WORK ITEM. In the piece on the Mastro Collection, change "booth" to "table" and write out the passage starting with "At our SCD booth" and going on through "Hall of Famer.".

SOURCE DOCUMENT.
+ + + + +

The Legendary booth was resplendent with items from the famed Bill Mastro Collection. Nearly 900 lots of items so spectacular it could make you weep; stuff so good and the product of perhaps the hobby’s most discerning and discriminating eye that its uniqueness is unrivaled.
www.legendaryauctions.com
Ironically, The Bill Mastro Collection is arguably short in only one area: cards. There’s irony only because that’s where most of us started, but the big hitters and the guys in it from the earliest days like Mastro (and Halper) had pretty early on moved past cards. Way past cards.
The 400-page Mastro Collection catalog is – like so many catalogs from the bigger auction houses – a collector’s item in its own right, starting with the Babe Ruth hand print on the decorative outside cover.
The real hand print was prominently displayed at the Sun-Times Show, with a replica offered to the public as well so that fans could compare the size of their own hands to the Babe’s. Hundreds did in an unrelenting and picturesque genuflection at the Legendary booth all weekend long. For the record, his hands weren’t all that big, or at least not as big as you might expect from someone of such mythical stature.
But back to the proximity of Mr. Mint and the Mastro Collection. It wouldn’t be an exaggeration to suggest that the two were inextricably linked in the hobby for more than two decades, two iconic figures who did as much to promote and propel the industry as anyone. Try looking back at hobby history over that span without including the two men in your deliberations: it can’t be done.
At our SCD booth we were mostly displaying items from our own upcoming www.Collect.com Auction, along with distributing copies of our auction catalog and SCD. During the weekend a collector stopped by to show us a 1988 Frank Thomas Auburn jersey from the Sugar Bowl that he had brought to the show to be signed by the eventual Hall of Famer.

+ + + + +

Dataset entries

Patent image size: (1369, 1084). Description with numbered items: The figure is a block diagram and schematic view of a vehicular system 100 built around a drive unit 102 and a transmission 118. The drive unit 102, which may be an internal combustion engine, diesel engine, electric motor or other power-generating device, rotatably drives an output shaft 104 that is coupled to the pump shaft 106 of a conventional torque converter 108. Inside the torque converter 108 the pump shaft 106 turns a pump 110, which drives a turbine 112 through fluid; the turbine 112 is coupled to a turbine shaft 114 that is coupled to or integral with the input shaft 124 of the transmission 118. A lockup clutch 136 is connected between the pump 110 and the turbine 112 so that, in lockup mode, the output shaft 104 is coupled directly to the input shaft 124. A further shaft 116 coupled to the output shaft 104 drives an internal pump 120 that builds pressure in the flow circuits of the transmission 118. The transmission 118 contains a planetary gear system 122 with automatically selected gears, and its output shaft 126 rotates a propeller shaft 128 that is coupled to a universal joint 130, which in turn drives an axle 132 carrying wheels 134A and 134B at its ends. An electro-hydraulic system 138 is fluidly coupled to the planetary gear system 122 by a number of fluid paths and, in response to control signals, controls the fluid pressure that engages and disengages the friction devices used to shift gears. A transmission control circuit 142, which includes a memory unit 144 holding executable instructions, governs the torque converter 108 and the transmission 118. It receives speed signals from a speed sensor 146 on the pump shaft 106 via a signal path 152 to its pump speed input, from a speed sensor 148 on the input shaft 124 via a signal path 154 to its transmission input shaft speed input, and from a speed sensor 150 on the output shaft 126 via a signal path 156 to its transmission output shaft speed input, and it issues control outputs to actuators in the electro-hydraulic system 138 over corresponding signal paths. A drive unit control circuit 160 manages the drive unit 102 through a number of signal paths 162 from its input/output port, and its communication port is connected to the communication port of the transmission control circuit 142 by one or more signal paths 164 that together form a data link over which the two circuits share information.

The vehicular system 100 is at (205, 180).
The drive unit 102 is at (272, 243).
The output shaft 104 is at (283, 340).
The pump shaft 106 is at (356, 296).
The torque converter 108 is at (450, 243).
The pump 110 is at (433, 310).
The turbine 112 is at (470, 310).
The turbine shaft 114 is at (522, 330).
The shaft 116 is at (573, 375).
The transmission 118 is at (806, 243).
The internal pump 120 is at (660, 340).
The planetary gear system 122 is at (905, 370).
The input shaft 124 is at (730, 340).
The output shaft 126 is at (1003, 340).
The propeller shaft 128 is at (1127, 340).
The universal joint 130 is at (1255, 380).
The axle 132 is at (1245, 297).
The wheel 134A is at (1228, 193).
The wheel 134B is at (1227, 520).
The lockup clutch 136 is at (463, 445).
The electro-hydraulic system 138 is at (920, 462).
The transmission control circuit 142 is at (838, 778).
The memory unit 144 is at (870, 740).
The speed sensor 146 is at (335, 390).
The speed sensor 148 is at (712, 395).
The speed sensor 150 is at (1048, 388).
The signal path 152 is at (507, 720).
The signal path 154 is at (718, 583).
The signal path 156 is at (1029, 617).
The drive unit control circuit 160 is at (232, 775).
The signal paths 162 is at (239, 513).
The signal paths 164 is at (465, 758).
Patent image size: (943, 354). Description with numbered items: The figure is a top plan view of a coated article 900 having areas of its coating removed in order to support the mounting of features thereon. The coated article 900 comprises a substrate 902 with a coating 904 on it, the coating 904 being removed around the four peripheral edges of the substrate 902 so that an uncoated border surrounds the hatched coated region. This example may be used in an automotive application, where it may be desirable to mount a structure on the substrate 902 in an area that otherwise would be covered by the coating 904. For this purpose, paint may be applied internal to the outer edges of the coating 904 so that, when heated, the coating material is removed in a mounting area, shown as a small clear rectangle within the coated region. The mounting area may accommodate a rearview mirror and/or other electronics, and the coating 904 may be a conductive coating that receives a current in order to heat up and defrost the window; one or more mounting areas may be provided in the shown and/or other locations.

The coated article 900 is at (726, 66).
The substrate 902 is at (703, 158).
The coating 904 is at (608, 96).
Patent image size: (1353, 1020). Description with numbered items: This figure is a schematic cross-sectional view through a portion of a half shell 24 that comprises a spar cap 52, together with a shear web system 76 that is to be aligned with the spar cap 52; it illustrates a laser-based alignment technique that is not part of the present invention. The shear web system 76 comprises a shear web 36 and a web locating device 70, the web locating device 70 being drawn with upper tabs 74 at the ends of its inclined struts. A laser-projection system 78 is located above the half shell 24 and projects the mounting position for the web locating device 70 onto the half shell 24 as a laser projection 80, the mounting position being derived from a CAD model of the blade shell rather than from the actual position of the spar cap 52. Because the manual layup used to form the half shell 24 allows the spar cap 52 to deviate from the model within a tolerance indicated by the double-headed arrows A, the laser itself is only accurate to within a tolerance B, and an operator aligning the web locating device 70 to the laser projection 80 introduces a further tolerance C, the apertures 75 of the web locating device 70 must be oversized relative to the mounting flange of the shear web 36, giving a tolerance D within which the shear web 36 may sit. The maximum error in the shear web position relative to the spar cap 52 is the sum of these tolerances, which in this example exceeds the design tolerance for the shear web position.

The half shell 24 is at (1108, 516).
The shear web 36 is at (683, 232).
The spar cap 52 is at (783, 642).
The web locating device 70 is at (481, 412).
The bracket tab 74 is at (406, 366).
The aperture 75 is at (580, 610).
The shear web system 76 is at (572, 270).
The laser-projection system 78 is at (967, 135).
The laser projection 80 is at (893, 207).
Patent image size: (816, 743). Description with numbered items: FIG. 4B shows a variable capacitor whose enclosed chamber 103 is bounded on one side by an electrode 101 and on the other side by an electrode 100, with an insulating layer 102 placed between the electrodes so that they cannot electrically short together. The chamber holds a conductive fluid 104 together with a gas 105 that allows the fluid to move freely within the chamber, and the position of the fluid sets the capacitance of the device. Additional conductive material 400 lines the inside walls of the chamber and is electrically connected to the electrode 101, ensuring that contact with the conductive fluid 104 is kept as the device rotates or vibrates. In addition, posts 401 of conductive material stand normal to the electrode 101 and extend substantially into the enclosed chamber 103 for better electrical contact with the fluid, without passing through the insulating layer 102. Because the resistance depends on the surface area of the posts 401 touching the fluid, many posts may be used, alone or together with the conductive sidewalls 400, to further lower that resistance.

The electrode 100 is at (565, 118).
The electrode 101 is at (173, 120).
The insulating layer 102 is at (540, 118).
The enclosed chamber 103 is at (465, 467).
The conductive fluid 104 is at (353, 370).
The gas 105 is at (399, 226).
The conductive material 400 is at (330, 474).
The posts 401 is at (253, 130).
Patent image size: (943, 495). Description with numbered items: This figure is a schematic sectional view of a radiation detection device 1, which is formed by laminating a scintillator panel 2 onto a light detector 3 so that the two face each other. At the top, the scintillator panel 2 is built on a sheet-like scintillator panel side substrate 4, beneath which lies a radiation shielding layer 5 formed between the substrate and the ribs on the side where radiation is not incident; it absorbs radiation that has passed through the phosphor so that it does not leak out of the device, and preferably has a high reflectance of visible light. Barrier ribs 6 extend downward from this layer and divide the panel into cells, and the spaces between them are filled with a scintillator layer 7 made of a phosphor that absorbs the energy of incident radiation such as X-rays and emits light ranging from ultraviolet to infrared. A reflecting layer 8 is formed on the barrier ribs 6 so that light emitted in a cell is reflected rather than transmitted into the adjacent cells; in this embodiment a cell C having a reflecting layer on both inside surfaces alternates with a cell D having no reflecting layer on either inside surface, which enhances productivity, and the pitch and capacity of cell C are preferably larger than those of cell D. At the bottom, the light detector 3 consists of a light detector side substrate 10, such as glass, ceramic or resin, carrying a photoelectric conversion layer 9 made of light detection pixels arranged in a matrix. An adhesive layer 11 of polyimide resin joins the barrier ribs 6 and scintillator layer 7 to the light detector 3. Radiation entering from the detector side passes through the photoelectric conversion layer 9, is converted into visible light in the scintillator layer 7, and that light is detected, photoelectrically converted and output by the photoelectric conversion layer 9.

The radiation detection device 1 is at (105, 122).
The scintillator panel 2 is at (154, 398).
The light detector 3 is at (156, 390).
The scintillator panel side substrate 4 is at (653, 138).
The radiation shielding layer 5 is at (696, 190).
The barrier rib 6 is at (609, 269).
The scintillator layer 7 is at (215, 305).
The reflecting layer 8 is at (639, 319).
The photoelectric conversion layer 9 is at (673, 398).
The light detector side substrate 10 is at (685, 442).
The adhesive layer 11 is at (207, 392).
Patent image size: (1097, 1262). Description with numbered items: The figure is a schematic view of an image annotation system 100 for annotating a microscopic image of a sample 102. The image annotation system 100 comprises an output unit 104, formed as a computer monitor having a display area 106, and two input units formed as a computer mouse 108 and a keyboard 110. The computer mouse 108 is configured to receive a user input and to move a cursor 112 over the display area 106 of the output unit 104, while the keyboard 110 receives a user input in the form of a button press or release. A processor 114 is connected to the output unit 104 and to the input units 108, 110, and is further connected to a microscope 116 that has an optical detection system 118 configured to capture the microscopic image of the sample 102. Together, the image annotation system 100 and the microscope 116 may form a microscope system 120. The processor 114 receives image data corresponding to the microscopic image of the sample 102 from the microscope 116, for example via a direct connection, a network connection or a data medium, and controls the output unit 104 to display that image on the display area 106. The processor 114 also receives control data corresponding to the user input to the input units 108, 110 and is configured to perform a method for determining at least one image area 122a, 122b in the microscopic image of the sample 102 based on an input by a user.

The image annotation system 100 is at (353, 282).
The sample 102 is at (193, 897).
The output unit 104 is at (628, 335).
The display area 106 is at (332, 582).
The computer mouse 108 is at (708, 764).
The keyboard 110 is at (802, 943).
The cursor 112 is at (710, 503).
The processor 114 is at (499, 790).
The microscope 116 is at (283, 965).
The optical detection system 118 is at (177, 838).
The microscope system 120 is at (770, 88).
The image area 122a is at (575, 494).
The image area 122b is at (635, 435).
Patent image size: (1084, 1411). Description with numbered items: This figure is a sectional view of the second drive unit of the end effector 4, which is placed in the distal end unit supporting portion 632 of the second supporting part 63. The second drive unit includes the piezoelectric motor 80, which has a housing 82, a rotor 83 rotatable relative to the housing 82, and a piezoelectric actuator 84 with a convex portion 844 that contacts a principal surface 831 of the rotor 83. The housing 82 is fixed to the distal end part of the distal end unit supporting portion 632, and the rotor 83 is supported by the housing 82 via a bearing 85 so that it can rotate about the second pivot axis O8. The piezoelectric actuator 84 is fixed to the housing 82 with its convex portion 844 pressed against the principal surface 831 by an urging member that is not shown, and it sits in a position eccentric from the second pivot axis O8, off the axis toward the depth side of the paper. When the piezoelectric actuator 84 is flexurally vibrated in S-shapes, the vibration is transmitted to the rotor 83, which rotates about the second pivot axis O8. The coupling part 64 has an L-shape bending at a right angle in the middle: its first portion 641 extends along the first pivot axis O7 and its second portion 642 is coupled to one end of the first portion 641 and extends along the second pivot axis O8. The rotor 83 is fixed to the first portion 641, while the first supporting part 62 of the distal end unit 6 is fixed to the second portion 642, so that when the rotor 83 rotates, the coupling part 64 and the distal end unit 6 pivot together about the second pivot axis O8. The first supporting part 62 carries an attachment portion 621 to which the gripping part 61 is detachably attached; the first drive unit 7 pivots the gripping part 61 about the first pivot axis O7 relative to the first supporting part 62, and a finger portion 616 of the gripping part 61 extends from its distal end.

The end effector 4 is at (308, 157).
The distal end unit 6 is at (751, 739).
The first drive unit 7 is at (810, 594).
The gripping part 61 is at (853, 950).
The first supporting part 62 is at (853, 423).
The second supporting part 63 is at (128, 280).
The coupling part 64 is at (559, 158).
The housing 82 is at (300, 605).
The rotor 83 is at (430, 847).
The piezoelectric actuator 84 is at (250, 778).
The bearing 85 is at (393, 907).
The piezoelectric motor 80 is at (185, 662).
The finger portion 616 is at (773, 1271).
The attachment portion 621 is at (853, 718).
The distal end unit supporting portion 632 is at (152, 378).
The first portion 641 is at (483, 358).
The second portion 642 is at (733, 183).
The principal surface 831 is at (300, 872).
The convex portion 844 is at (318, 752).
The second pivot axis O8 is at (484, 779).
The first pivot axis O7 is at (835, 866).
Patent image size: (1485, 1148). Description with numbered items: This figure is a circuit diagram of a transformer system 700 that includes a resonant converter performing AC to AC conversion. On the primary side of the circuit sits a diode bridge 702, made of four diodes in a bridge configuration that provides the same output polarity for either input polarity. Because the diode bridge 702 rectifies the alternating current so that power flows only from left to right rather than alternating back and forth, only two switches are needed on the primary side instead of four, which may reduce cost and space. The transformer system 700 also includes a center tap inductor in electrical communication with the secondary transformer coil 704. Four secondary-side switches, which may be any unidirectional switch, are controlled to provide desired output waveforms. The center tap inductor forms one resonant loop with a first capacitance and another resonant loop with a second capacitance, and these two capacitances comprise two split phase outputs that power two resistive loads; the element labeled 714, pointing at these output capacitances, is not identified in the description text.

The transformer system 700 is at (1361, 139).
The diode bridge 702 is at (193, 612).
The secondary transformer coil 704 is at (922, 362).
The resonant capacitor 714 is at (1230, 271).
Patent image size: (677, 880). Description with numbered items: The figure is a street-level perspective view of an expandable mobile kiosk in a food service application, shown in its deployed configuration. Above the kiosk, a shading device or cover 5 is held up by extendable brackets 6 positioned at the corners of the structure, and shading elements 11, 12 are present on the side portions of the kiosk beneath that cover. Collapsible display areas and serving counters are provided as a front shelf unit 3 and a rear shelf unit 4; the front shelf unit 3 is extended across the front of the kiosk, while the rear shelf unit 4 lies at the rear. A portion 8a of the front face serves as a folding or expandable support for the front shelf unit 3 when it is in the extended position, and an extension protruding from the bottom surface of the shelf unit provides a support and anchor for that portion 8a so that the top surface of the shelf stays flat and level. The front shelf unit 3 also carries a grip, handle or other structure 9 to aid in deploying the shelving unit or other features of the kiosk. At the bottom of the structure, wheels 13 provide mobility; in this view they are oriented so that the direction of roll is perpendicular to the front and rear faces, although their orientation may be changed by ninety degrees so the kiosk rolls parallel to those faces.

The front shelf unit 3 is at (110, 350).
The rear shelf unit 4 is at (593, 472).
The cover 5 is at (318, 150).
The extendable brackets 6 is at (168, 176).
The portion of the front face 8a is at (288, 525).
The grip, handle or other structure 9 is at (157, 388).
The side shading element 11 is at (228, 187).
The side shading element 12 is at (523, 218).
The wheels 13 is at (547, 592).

+ + + + +

RESPONSE FOR THIS EXERCISE.
At our SCD table we were mostly displaying items from our own upcoming www.Collect.com Auction, along with distributing copies of our auction catalog and SCD. During the weekend a collector stopped by to show us a 1988 Frank Thomas Auburn jersey from the Sugar Bowl that he had brought to the show to be signed by the eventual Hall of Famer.